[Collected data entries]
□ □ □ □ □

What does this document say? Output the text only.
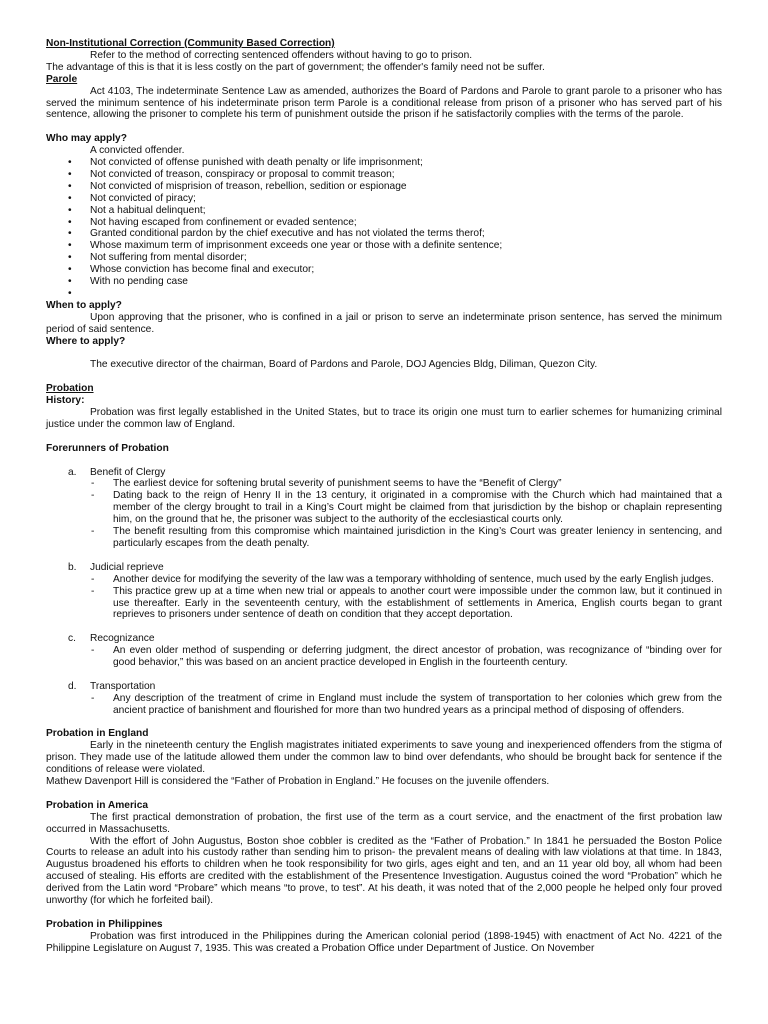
Non-Institutional Correction (Community Based Correction)

Refer to the method of correcting sentenced offenders without having to go to prison.

The advantage of this is that it is less costly on the part of government; the offender's family need not be suffer.

Parole

Act 4103, The indeterminate Sentence Law as amended, authorizes the Board of Pardons and Parole to grant parole to a prisoner who has served the minimum sentence of his indeterminate prison term Parole is a conditional release from prison of a prisoner who has served part of his sentence, allowing the prisoner to complete his term of punishment outside the prison if he satisfactorily complies with the terms of the parole.

Who may apply?

A convicted offender.

• Not convicted of offense punished with death penalty or life imprisonment;
• Not convicted of treason, conspiracy or proposal to commit treason;
• Not convicted of misprision of treason, rebellion, sedition or espionage
• Not convicted of piracy;
• Not a habitual delinquent;
• Not having escaped from confinement or evaded sentence;
• Granted conditional pardon by the chief executive and has not violated the terms therof;
• Whose maximum term of imprisonment exceeds one year or those with a definite sentence;
• Not suffering from mental disorder;
• Whose conviction has become final and executor;
• With no pending case
•

When to apply?

Upon approving that the prisoner, who is confined in a jail or prison to serve an indeterminate prison sentence, has served the minimum period of said sentence.

Where to apply?

The executive director of the chairman, Board of Pardons and Parole, DOJ Agencies Bldg, Diliman, Quezon City.

Probation

History:

Probation was first legally established in the United States, but to trace its origin one must turn to earlier schemes for humanizing criminal justice under the common law of England.

Forerunners of Probation

a. Benefit of Clergy
- The earliest device for softening brutal severity of punishment seems to have the “Benefit of Clergy”
- Dating back to the reign of Henry II in the 13 century, it originated in a compromise with the Church which had maintained that a member of the clergy brought to trail in a King’s Court might be claimed from that jurisdiction by the bishop or chaplain representing him, on the ground that he, the prisoner was subject to the authority of the ecclesiastical courts only.
- The benefit resulting from this compromise which maintained jurisdiction in the King’s Court was greater leniency in sentencing, and particularly escapes from the death penalty.
b. Judicial reprieve
- Another device for modifying the severity of the law was a temporary withholding of sentence, much used by the early English judges.
- This practice grew up at a time when new trial or appeals to another court were impossible under the common law, but it continued in use thereafter. Early in the seventeenth century, with the establishment of settlements in America, English courts began to grant reprieves to prisoners under sentence of death on condition that they accept deportation.
c. Recognizance
- An even older method of suspending or deferring judgment, the direct ancestor of probation, was recognizance of “binding over for good behavior,” this was based on an ancient practice developed in English in the fourteenth century.
d. Transportation
- Any description of the treatment of crime in England must include the system of transportation to her colonies which grew from the ancient practice of banishment and flourished for more than two hundred years as a principal method of disposing of offenders.

Probation in England

Early in the nineteenth century the English magistrates initiated experiments to save young and inexperienced offenders from the stigma of prison. They made use of the latitude allowed them under the common law to bind over defendants, who should be brought back for sentence if the conditions of release were violated.

Mathew Davenport Hill is considered the “Father of Probation in England.” He focuses on the juvenile offenders.

Probation in America

The first practical demonstration of probation, the first use of the term as a court service, and the enactment of the first probation law occurred in Massachusetts.

With the effort of John Augustus, Boston shoe cobbler is credited as the “Father of Probation.” In 1841 he persuaded the Boston Police Courts to release an adult into his custody rather than sending him to prison- the prevalent means of dealing with law violations at that time. In 1843, Augustus broadened his efforts to children when he took responsibility for two girls, ages eight and ten, and an 11 year old boy, all whom had been accused of stealing. His efforts are credited with the establishment of the Presentence Investigation. Augustus coined the word “Probation” which he derived from the Latin word “Probare” which means “to prove, to test”. At his death, it was noted that of the 2,000 people he helped only four proved unworthy (for which he forfeited bail).

Probation in Philippines

Probation was first introduced in the Philippines during the American colonial period (1898-1945) with enactment of Act No. 4221 of the Philippine Legislature on August 7, 1935. This was created a Probation Office under Department of Justice. On November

□ □ □ □ □

# [STATED GOAL]
Skip the pictures and transcribe the rest of the records exactly.

# [WRITTEN SOLUTION]
What does this document say? Output the text only.
Non-Institutional Correction (Community Based Correction)

Refer to the method of correcting sentenced offenders without having to go to prison.

The advantage of this is that it is less costly on the part of government; the offender's family need not be suffer.

Parole

Act 4103, The indeterminate Sentence Law as amended, authorizes the Board of Pardons and Parole to grant parole to a prisoner who has served the minimum sentence of his indeterminate prison term Parole is a conditional release from prison of a prisoner who has served part of his sentence, allowing the prisoner to complete his term of punishment outside the prison if he satisfactorily complies with the terms of the parole.

Who may apply?

A convicted offender.

• Not convicted of offense punished with death penalty or life imprisonment;
• Not convicted of treason, conspiracy or proposal to commit treason;
• Not convicted of misprision of treason, rebellion, sedition or espionage
• Not convicted of piracy;
• Not a habitual delinquent;
• Not having escaped from confinement or evaded sentence;
• Granted conditional pardon by the chief executive and has not violated the terms therof;
• Whose maximum term of imprisonment exceeds one year or those with a definite sentence;
• Not suffering from mental disorder;
• Whose conviction has become final and executor;
• With no pending case
•

When to apply?

Upon approving that the prisoner, who is confined in a jail or prison to serve an indeterminate prison sentence, has served the minimum period of said sentence.

Where to apply?

The executive director of the chairman, Board of Pardons and Parole, DOJ Agencies Bldg, Diliman, Quezon City.

Probation

History:

Probation was first legally established in the United States, but to trace its origin one must turn to earlier schemes for humanizing criminal justice under the common law of England.

Forerunners of Probation

a. Benefit of Clergy
- The earliest device for softening brutal severity of punishment seems to have the “Benefit of Clergy”
- Dating back to the reign of Henry II in the 13 century, it originated in a compromise with the Church which had maintained that a member of the clergy brought to trail in a King’s Court might be claimed from that jurisdiction by the bishop or chaplain representing him, on the ground that he, the prisoner was subject to the authority of the ecclesiastical courts only.
- The benefit resulting from this compromise which maintained jurisdiction in the King’s Court was greater leniency in sentencing, and particularly escapes from the death penalty.
b. Judicial reprieve
- Another device for modifying the severity of the law was a temporary withholding of sentence, much used by the early English judges.
- This practice grew up at a time when new trial or appeals to another court were impossible under the common law, but it continued in use thereafter. Early in the seventeenth century, with the establishment of settlements in America, English courts began to grant reprieves to prisoners under sentence of death on condition that they accept deportation.
c. Recognizance
- An even older method of suspending or deferring judgment, the direct ancestor of probation, was recognizance of “binding over for good behavior,” this was based on an ancient practice developed in English in the fourteenth century.
d. Transportation
- Any description of the treatment of crime in England must include the system of transportation to her colonies which grew from the ancient practice of banishment and flourished for more than two hundred years as a principal method of disposing of offenders.

Probation in England

Early in the nineteenth century the English magistrates initiated experiments to save young and inexperienced offenders from the stigma of prison. They made use of the latitude allowed them under the common law to bind over defendants, who should be brought back for sentence if the conditions of release were violated.

Mathew Davenport Hill is considered the “Father of Probation in England.” He focuses on the juvenile offenders.

Probation in America

The first practical demonstration of probation, the first use of the term as a court service, and the enactment of the first probation law occurred in Massachusetts.

With the effort of John Augustus, Boston shoe cobbler is credited as the “Father of Probation.” In 1841 he persuaded the Boston Police Courts to release an adult into his custody rather than sending him to prison- the prevalent means of dealing with law violations at that time. In 1843, Augustus broadened his efforts to children when he took responsibility for two girls, ages eight and ten, and an 11 year old boy, all whom had been accused of stealing. His efforts are credited with the establishment of the Presentence Investigation. Augustus coined the word “Probation” which he derived from the Latin word “Probare” which means “to prove, to test”. At his death, it was noted that of the 2,000 people he helped only four proved unworthy (for which he forfeited bail).

Probation in Philippines

Probation was first introduced in the Philippines during the American colonial period (1898-1945) with enactment of Act No. 4221 of the Philippine Legislature on August 7, 1935. This was created a Probation Office under Department of Justice. On November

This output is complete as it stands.